● What is needed:
Pull out every line in the data that has the string "Change" in it.

--- Begin Data entries ---

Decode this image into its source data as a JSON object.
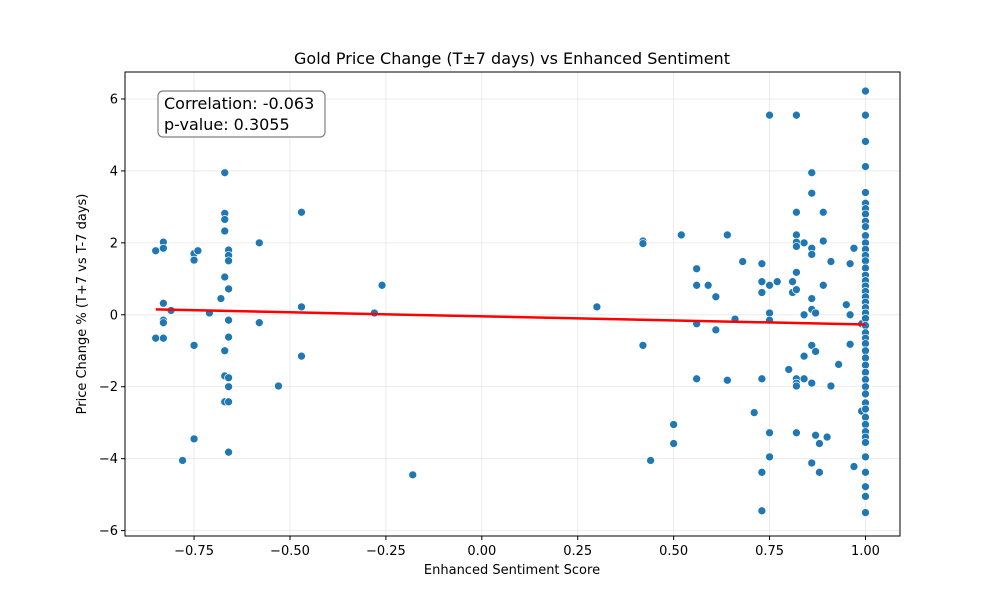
{
  "chart_data": {
    "type": "scatter",
    "title": "Gold Price Change (T±7 days) vs Enhanced Sentiment",
    "xlabel": "Enhanced Sentiment Score",
    "ylabel": "Price Change % (T+7 vs T-7 days)",
    "xlim": [
      -0.93,
      1.09
    ],
    "ylim": [
      -6.15,
      6.75
    ],
    "xticks": [
      -0.75,
      -0.5,
      -0.25,
      0.0,
      0.25,
      0.5,
      0.75,
      1.0
    ],
    "xtick_labels": [
      "−0.75",
      "−0.50",
      "−0.25",
      "0.00",
      "0.25",
      "0.50",
      "0.75",
      "1.00"
    ],
    "yticks": [
      -6,
      -4,
      -2,
      0,
      2,
      4,
      6
    ],
    "ytick_labels": [
      "−6",
      "−4",
      "−2",
      "0",
      "2",
      "4",
      "6"
    ],
    "grid": true,
    "point_color": "#1f77b4",
    "trend_color": "#ff0000",
    "annotation": {
      "correlation": "Correlation: -0.063",
      "pvalue": "p-value: 0.3055"
    },
    "trend_line": {
      "x": [
        -0.85,
        1.0
      ],
      "y": [
        0.15,
        -0.27
      ]
    },
    "points": [
      [
        -0.85,
        1.78
      ],
      [
        -0.85,
        -0.65
      ],
      [
        -0.83,
        2.02
      ],
      [
        -0.83,
        1.85
      ],
      [
        -0.83,
        0.32
      ],
      [
        -0.83,
        -0.15
      ],
      [
        -0.83,
        -0.22
      ],
      [
        -0.83,
        -0.65
      ],
      [
        -0.81,
        0.12
      ],
      [
        -0.78,
        -4.05
      ],
      [
        -0.75,
        1.7
      ],
      [
        -0.75,
        1.52
      ],
      [
        -0.75,
        -0.85
      ],
      [
        -0.75,
        -3.45
      ],
      [
        -0.74,
        1.78
      ],
      [
        -0.71,
        0.05
      ],
      [
        -0.68,
        0.45
      ],
      [
        -0.67,
        3.95
      ],
      [
        -0.67,
        2.82
      ],
      [
        -0.67,
        2.65
      ],
      [
        -0.67,
        2.33
      ],
      [
        -0.67,
        1.05
      ],
      [
        -0.67,
        -1.0
      ],
      [
        -0.67,
        -1.7
      ],
      [
        -0.67,
        -2.42
      ],
      [
        -0.66,
        1.8
      ],
      [
        -0.66,
        1.65
      ],
      [
        -0.66,
        1.5
      ],
      [
        -0.66,
        0.72
      ],
      [
        -0.66,
        -0.15
      ],
      [
        -0.66,
        -0.62
      ],
      [
        -0.66,
        -1.75
      ],
      [
        -0.66,
        -2.0
      ],
      [
        -0.66,
        -2.42
      ],
      [
        -0.66,
        -3.82
      ],
      [
        -0.58,
        2.0
      ],
      [
        -0.58,
        -0.22
      ],
      [
        -0.53,
        -1.98
      ],
      [
        -0.47,
        2.85
      ],
      [
        -0.47,
        0.22
      ],
      [
        -0.47,
        -1.15
      ],
      [
        -0.28,
        0.05
      ],
      [
        -0.26,
        0.82
      ],
      [
        -0.18,
        -4.45
      ],
      [
        0.3,
        0.22
      ],
      [
        0.42,
        2.05
      ],
      [
        0.42,
        1.98
      ],
      [
        0.42,
        -0.85
      ],
      [
        0.44,
        -4.05
      ],
      [
        0.5,
        -3.05
      ],
      [
        0.5,
        -3.58
      ],
      [
        0.52,
        2.22
      ],
      [
        0.56,
        1.28
      ],
      [
        0.56,
        0.82
      ],
      [
        0.56,
        -0.25
      ],
      [
        0.56,
        -1.78
      ],
      [
        0.59,
        0.82
      ],
      [
        0.61,
        0.5
      ],
      [
        0.61,
        -0.42
      ],
      [
        0.64,
        2.22
      ],
      [
        0.64,
        -1.82
      ],
      [
        0.66,
        -0.12
      ],
      [
        0.68,
        1.48
      ],
      [
        0.71,
        -2.72
      ],
      [
        0.73,
        1.42
      ],
      [
        0.73,
        0.92
      ],
      [
        0.73,
        0.62
      ],
      [
        0.73,
        -1.78
      ],
      [
        0.73,
        -4.38
      ],
      [
        0.73,
        -5.45
      ],
      [
        0.75,
        5.55
      ],
      [
        0.75,
        0.82
      ],
      [
        0.75,
        0.05
      ],
      [
        0.75,
        -0.15
      ],
      [
        0.75,
        -3.28
      ],
      [
        0.75,
        -3.95
      ],
      [
        0.77,
        0.92
      ],
      [
        0.8,
        -1.52
      ],
      [
        0.81,
        0.92
      ],
      [
        0.81,
        0.62
      ],
      [
        0.82,
        5.55
      ],
      [
        0.82,
        2.85
      ],
      [
        0.82,
        2.22
      ],
      [
        0.82,
        2.02
      ],
      [
        0.82,
        1.9
      ],
      [
        0.82,
        1.18
      ],
      [
        0.82,
        0.7
      ],
      [
        0.82,
        -1.78
      ],
      [
        0.82,
        -1.9
      ],
      [
        0.82,
        -1.98
      ],
      [
        0.82,
        -3.28
      ],
      [
        0.84,
        2.0
      ],
      [
        0.84,
        0.0
      ],
      [
        0.84,
        -1.15
      ],
      [
        0.84,
        -1.78
      ],
      [
        0.86,
        3.95
      ],
      [
        0.86,
        3.38
      ],
      [
        0.86,
        1.85
      ],
      [
        0.86,
        1.68
      ],
      [
        0.86,
        0.45
      ],
      [
        0.86,
        0.15
      ],
      [
        0.86,
        -0.85
      ],
      [
        0.86,
        -1.9
      ],
      [
        0.86,
        -4.12
      ],
      [
        0.87,
        0.05
      ],
      [
        0.87,
        -1.02
      ],
      [
        0.87,
        -3.35
      ],
      [
        0.88,
        -3.58
      ],
      [
        0.88,
        -4.38
      ],
      [
        0.89,
        2.85
      ],
      [
        0.89,
        2.05
      ],
      [
        0.89,
        0.82
      ],
      [
        0.9,
        -3.4
      ],
      [
        0.91,
        1.48
      ],
      [
        0.91,
        -1.98
      ],
      [
        0.93,
        -1.38
      ],
      [
        0.95,
        0.28
      ],
      [
        0.96,
        1.42
      ],
      [
        0.96,
        0.0
      ],
      [
        0.96,
        -0.82
      ],
      [
        0.97,
        1.85
      ],
      [
        0.97,
        -4.22
      ],
      [
        0.99,
        -2.68
      ],
      [
        0.99,
        -0.25
      ],
      [
        1.0,
        6.22
      ],
      [
        1.0,
        5.55
      ],
      [
        1.0,
        4.82
      ],
      [
        1.0,
        4.12
      ],
      [
        1.0,
        3.4
      ],
      [
        1.0,
        3.1
      ],
      [
        1.0,
        2.95
      ],
      [
        1.0,
        2.8
      ],
      [
        1.0,
        2.6
      ],
      [
        1.0,
        2.45
      ],
      [
        1.0,
        2.2
      ],
      [
        1.0,
        2.0
      ],
      [
        1.0,
        1.82
      ],
      [
        1.0,
        1.65
      ],
      [
        1.0,
        1.5
      ],
      [
        1.0,
        1.3
      ],
      [
        1.0,
        1.1
      ],
      [
        1.0,
        0.95
      ],
      [
        1.0,
        0.8
      ],
      [
        1.0,
        0.65
      ],
      [
        1.0,
        0.5
      ],
      [
        1.0,
        0.35
      ],
      [
        1.0,
        0.2
      ],
      [
        1.0,
        0.05
      ],
      [
        1.0,
        -0.1
      ],
      [
        1.0,
        -0.3
      ],
      [
        1.0,
        -0.5
      ],
      [
        1.0,
        -0.65
      ],
      [
        1.0,
        -0.8
      ],
      [
        1.0,
        -1.0
      ],
      [
        1.0,
        -1.2
      ],
      [
        1.0,
        -1.4
      ],
      [
        1.0,
        -1.6
      ],
      [
        1.0,
        -1.8
      ],
      [
        1.0,
        -2.0
      ],
      [
        1.0,
        -2.2
      ],
      [
        1.0,
        -2.45
      ],
      [
        1.0,
        -2.62
      ],
      [
        1.0,
        -2.85
      ],
      [
        1.0,
        -3.05
      ],
      [
        1.0,
        -3.25
      ],
      [
        1.0,
        -3.4
      ],
      [
        1.0,
        -3.55
      ],
      [
        1.0,
        -3.95
      ],
      [
        1.0,
        -4.38
      ],
      [
        1.0,
        -4.78
      ],
      [
        1.0,
        -5.05
      ],
      [
        1.0,
        -5.5
      ]
    ]
  }
}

--- End Data entries ---

● Correct answer:
    "title": "Gold Price Change (T±7 days) vs Enhanced Sentiment",
    "ylabel": "Price Change % (T+7 vs T-7 days)",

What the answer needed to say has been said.